**Task requirements**
Copy out every line of the items below that contains the string "ornament".

**Records provided**
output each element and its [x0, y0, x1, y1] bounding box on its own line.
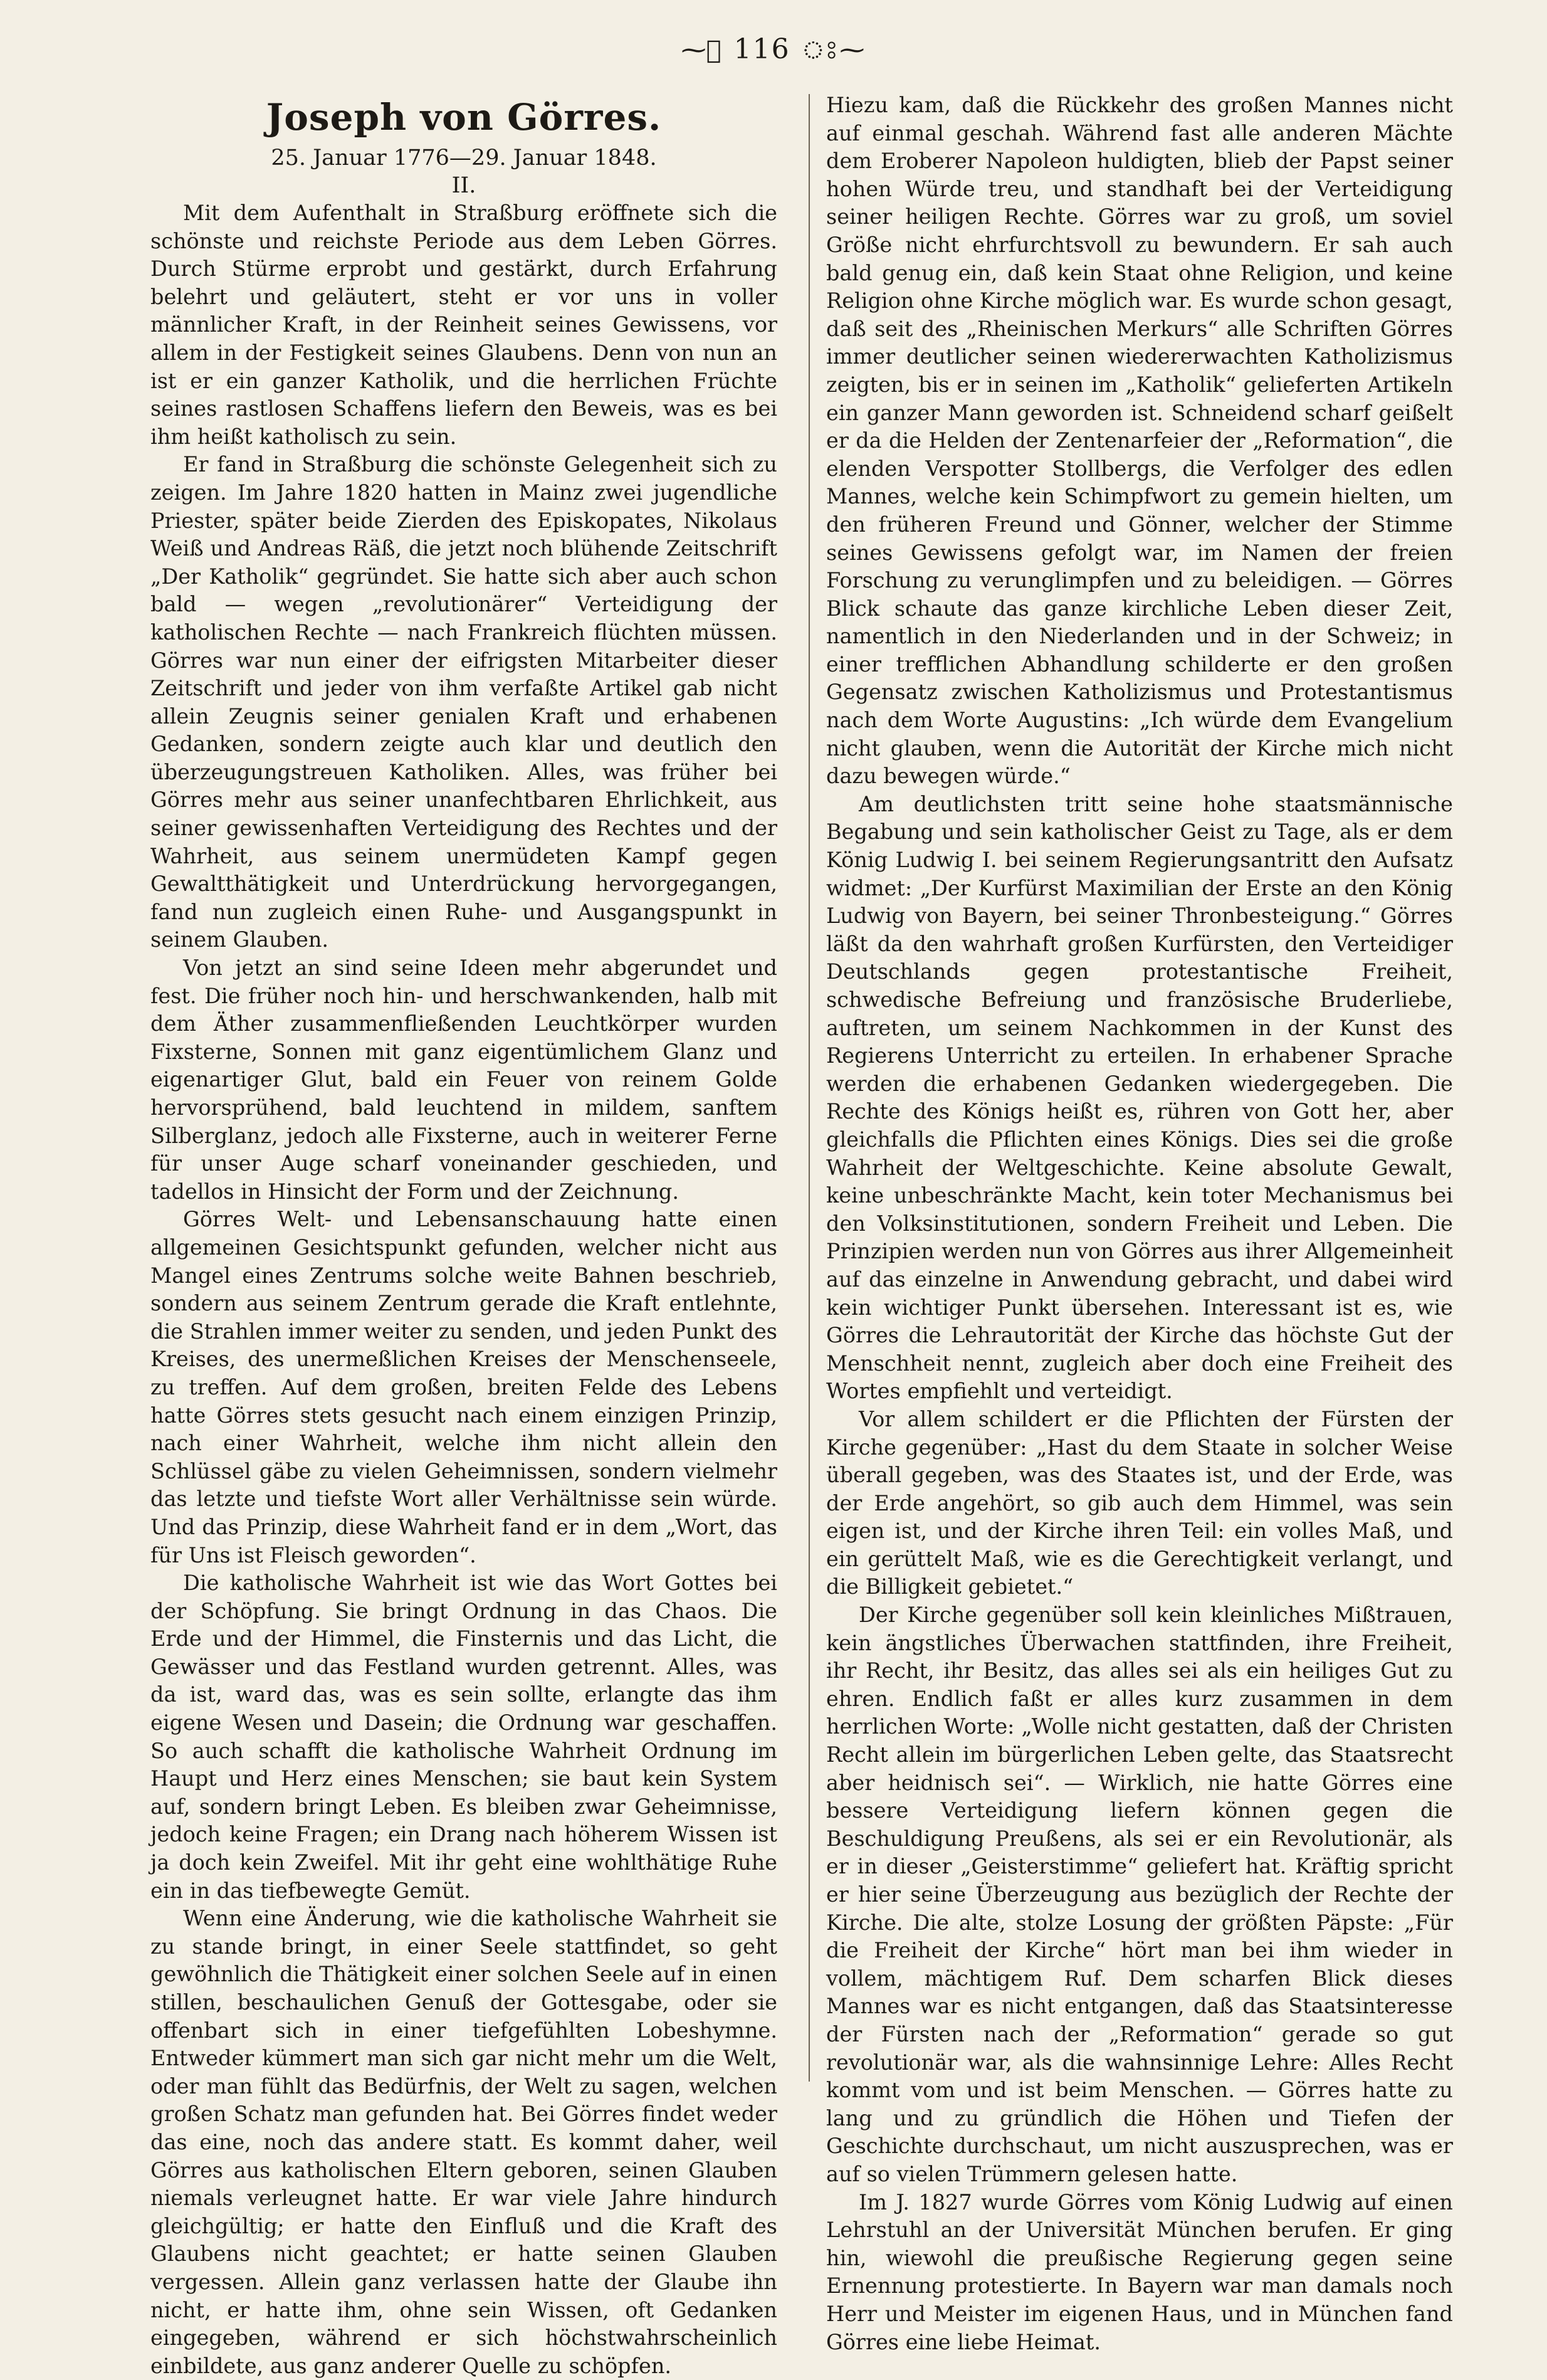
paragraph: Der Kirche gegenüber soll kein kleinliches Mißtrauen, kein ängstliches Überwachen stattfinden, ihre Freiheit, ihr Recht, ihr Besitz, das alles sei als ein heiliges Gut zu ehren. Endlich faßt er alles kurz zusammen in dem herrlichen Worte: „Wolle nicht gestatten, daß der Christen Recht allein im bürgerlichen Leben gelte, das Staatsrecht aber heidnisch sei“. — Wirklich, nie hatte Görres eine bessere Verteidigung liefern können gegen die Beschuldigung Preußens, als sei er ein Revolutionär, als er in dieser „Geisterstimme“ geliefert hat. Kräftig spricht er hier seine Überzeugung aus bezüglich der Rechte der Kirche. Die alte, stolze Losung der größten Päpste: „Für die Freiheit der Kirche“ hört man bei ihm wieder in vollem, mächtigem Ruf. Dem scharfen Blick dieses Mannes war es nicht entgangen, daß das Staatsinteresse der Fürsten nach der „Reformation“ gerade so gut revolutionär war, als die wahnsinnige Lehre: Alles Recht kommt vom und ist beim Menschen. — Görres hatte zu lang und zu gründlich die Höhen und Tiefen der Geschichte durchschaut, um nicht auszusprechen, was er auf so vielen Trümmern gelesen hatte.: [826, 1603, 1453, 2186]
right-column: [826, 92, 1453, 2356]
left-ornament-icon: ⁓ঃ: [681, 36, 723, 65]
paragraph: Er fand in Straßburg die schönste Gelegenheit sich zu zeigen. Im Jahre 1820 hatten in Mainz zwei jugendliche Priester, später beide Zierden des Episkopates, Nikolaus Weiß und Andreas Räß, die jetzt noch blühende Zeitschrift „Der Katholik“ gegründet. Sie hatte sich aber auch schon bald — wegen „revolutionärer“ Verteidigung der katholischen Rechte — nach Frankreich flüchten müssen. Görres war nun einer der eifrigsten Mitarbeiter dieser Zeitschrift und jeder von ihm verfaßte Artikel gab nicht allein Zeugnis seiner genialen Kraft und erhabenen Gedanken, sondern zeigte auch klar und deutlich den überzeugungstreuen Katholiken. Alles, was früher bei Görres mehr aus seiner unanfechtbaren Ehrlichkeit, aus seiner gewissenhaften Verteidigung des Rechtes und der Wahrheit, aus seinem unermüdeten Kampf gegen Gewaltthätigkeit und Unterdrückung hervorgegangen, fand nun zugleich einen Ruhe- und Ausgangspunkt in seinem Glauben.: [150, 452, 777, 952]
paragraph: Wenn eine Änderung, wie die katholische Wahrheit sie zu stande bringt, in einer Seele stattfindet, so geht gewöhnlich die Thätigkeit einer solchen Seele auf in einen stillen, beschaulichen Genuß der Gottesgabe, oder sie offenbart sich in einer tiefgefühlten Lobeshymne. Entweder kümmert man sich gar nicht mehr um die Welt, oder man fühlt das Bedürfnis, der Welt zu sagen, welchen großen Schatz man gefunden hat. Bei Görres findet weder das eine, noch das andere statt. Es kommt daher, weil Görres aus katholischen Eltern geboren, seinen Glauben niemals verleugnet hatte. Er war viele Jahre hindurch gleichgültig; er hatte den Einfluß und die Kraft des Glaubens nicht geachtet; er hatte seinen Glauben vergessen. Allein ganz verlassen hatte der Glaube ihn nicht, er hatte ihm, ohne sein Wissen, oft Gedanken eingegeben, während er sich höchstwahrscheinlich einbildete, aus ganz anderer Quelle zu schöpfen.: [150, 1906, 777, 2378]
page-header: [0, 30, 1547, 72]
paragraph: Vor allem schildert er die Pflichten der Fürsten der Kirche gegenüber: „Hast du dem Staate in solcher Weise überall gegeben, was des Staates ist, und der Erde, was der Erde angehört, so gib auch dem Himmel, was sein eigen ist, und der Kirche ihren Teil: ein volles Maß, und ein gerüttelt Maß, wie es die Gerechtigkeit verlangt, und die Billigkeit gebietet.“: [826, 1406, 1453, 1599]
article-dates: 25. Januar 1776—29. Januar 1848.: [271, 145, 657, 171]
paragraph: Am deutlichsten tritt seine hohe staatsmännische Begabung und sein katholischer Geist zu Tage, als er dem König Ludwig I. bei seinem Regierungsantritt den Aufsatz widmet: „Der Kurfürst Maximilian der Erste an den König Ludwig von Bayern, bei seiner Thronbesteigung.“ Görres läßt da den wahrhaft großen Kurfürsten, den Verteidiger Deutschlands gegen protestantische Freiheit, schwedische Befreiung und französische Bruderliebe, auftreten, um seinem Nachkommen in der Kunst des Regierens Unterricht zu erteilen. In erhabener Sprache werden die erhabenen Gedanken wiedergegeben. Die Rechte des Königs heißt es, rühren von Gott her, aber gleichfalls die Pflichten eines Königs. Dies sei die große Wahrheit der Weltgeschichte. Keine absolute Gewalt, keine unbeschränkte Macht, kein toter Mechanismus bei den Volksinstitutionen, sondern Freiheit und Leben. Die Prinzipien werden nun von Görres aus ihrer Allgemeinheit auf das einzelne in Anwendung gebracht, und dabei wird kein wichtiger Punkt übersehen. Interessant ist es, wie Görres die Lehrautorität der Kirche das höchste Gut der Menschheit nennt, zugleich aber doch eine Freiheit des Wortes empfiehlt und verteidigt.: [826, 791, 1453, 1404]
page-number: 116: [733, 33, 790, 65]
right-ornament-icon: ঃ⁓: [801, 36, 866, 65]
paragraph: Görres Welt- und Lebensanschauung hatte einen allgemeinen Gesichtspunkt gefunden, welcher nicht aus Mangel eines Zentrums solche weite Bahnen beschrieb, sondern aus seinem Zentrum gerade die Kraft entlehnte, die Strahlen immer weiter zu senden, und jeden Punkt des Kreises, des unermeßlichen Kreises der Menschenseele, zu treffen. Auf dem großen, breiten Felde des Lebens hatte Görres stets gesucht nach einem einzigen Prinzip, nach einer Wahrheit, welche ihm nicht allein den Schlüssel gäbe zu vielen Geheimnissen, sondern vielmehr das letzte und tiefste Wort aller Verhältnisse sein würde. Und das Prinzip, diese Wahrheit fand er in dem „Wort, das für Uns ist Fleisch geworden“.: [150, 1207, 777, 1567]
left-column: [150, 95, 777, 2380]
article-part: II.: [451, 173, 476, 198]
paragraph: Im J. 1827 wurde Görres vom König Ludwig auf einen Lehrstuhl an der Universität München berufen. Er ging hin, wiewohl die preußische Regierung gegen seine Ernennung protestierte. In Bayern war man damals noch Herr und Meister im eigenen Haus, und in München fand Görres eine liebe Heimat.: [826, 2189, 1453, 2354]
paragraph-continued: Hiezu kam, daß die Rückkehr des großen Mannes nicht auf einmal geschah. Während fast alle anderen Mächte dem Eroberer Napoleon huldigten, blieb der Papst seiner hohen Würde treu, und standhaft bei der Verteidigung seiner heiligen Rechte. Görres war zu groß, um soviel Größe nicht ehrfurchtsvoll zu bewundern. Er sah auch bald genug ein, daß kein Staat ohne Religion, und keine Religion ohne Kirche möglich war. Es wurde schon gesagt, daß seit des „Rheinischen Merkurs“ alle Schriften Görres immer deutlicher seinen wiedererwachten Katholizismus zeigten, bis er in seinen im „Katholik“ gelieferten Artikeln ein ganzer Mann geworden ist. Schneidend scharf geißelt er da die Helden der Zentenarfeier der „Reformation“, die elenden Verspotter Stollbergs, die Verfolger des edlen Mannes, welche kein Schimpfwort zu gemein hielten, um den früheren Freund und Gönner, welcher der Stimme seines Gewissens gefolgt war, im Namen der freien Forschung zu verunglimpfen und zu beleidigen. — Görres Blick schaute das ganze kirchliche Leben dieser Zeit, namentlich in den Niederlanden und in der Schweiz; in einer trefflichen Abhandlung schilderte er den großen Gegensatz zwischen Katholizismus und Protestantismus nach dem Worte Augustins: „Ich würde dem Evangelium nicht glauben, wenn die Autorität der Kirche mich nicht dazu bewegen würde.“: [826, 93, 1453, 789]
article-title: Joseph von Görres.: [266, 96, 662, 139]
paragraph: Mit dem Aufenthalt in Straßburg eröffnete sich die schönste und reichste Periode aus dem Leben Görres. Durch Stürme erprobt und gestärkt, durch Erfahrung belehrt und geläutert, steht er vor uns in voller männlicher Kraft, in der Reinheit seines Gewissens, vor allem in der Festigkeit seines Glaubens. Denn von nun an ist er ein ganzer Katholik, und die herrlichen Früchte seines rastlosen Schaffens liefern den Beweis, was es bei ihm heißt katholisch zu sein.: [150, 201, 777, 449]
column-divider: [809, 94, 810, 2082]
paragraph: Von jetzt an sind seine Ideen mehr abgerundet und fest. Die früher noch hin- und herschwankenden, halb mit dem Äther zusammenfließenden Leuchtkörper wurden Fixsterne, Sonnen mit ganz eigentümlichem Glanz und eigenartiger Glut, bald ein Feuer von reinem Golde hervorsprühend, bald leuchtend in mildem, sanftem Silberglanz, jedoch alle Fixsterne, auch in weiterer Ferne für unser Auge scharf voneinander geschieden, und tadellos in Hinsicht der Form und der Zeichnung.: [150, 956, 777, 1204]
paragraph: Die katholische Wahrheit ist wie das Wort Gottes bei der Schöpfung. Sie bringt Ordnung in das Chaos. Die Erde und der Himmel, die Finsternis und das Licht, die Gewässer und das Festland wurden getrennt. Alles, was da ist, ward das, was es sein sollte, erlangte das ihm eigene Wesen und Dasein; die Ordnung war geschaffen. So auch schafft die katholische Wahrheit Ordnung im Haupt und Herz eines Menschen; sie baut kein System auf, sondern bringt Leben. Es bleiben zwar Geheimnisse, jedoch keine Fragen; ein Drang nach höherem Wissen ist ja doch kein Zweifel. Mit ihr geht eine wohlthätige Ruhe ein in das tiefbewegte Gemüt.: [150, 1571, 777, 1903]
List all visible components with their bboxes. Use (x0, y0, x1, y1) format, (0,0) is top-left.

**Result**
left-ornament-icon: ⁓ঃ: [681, 36, 723, 65]
right-ornament-icon: ঃ⁓: [801, 36, 866, 65]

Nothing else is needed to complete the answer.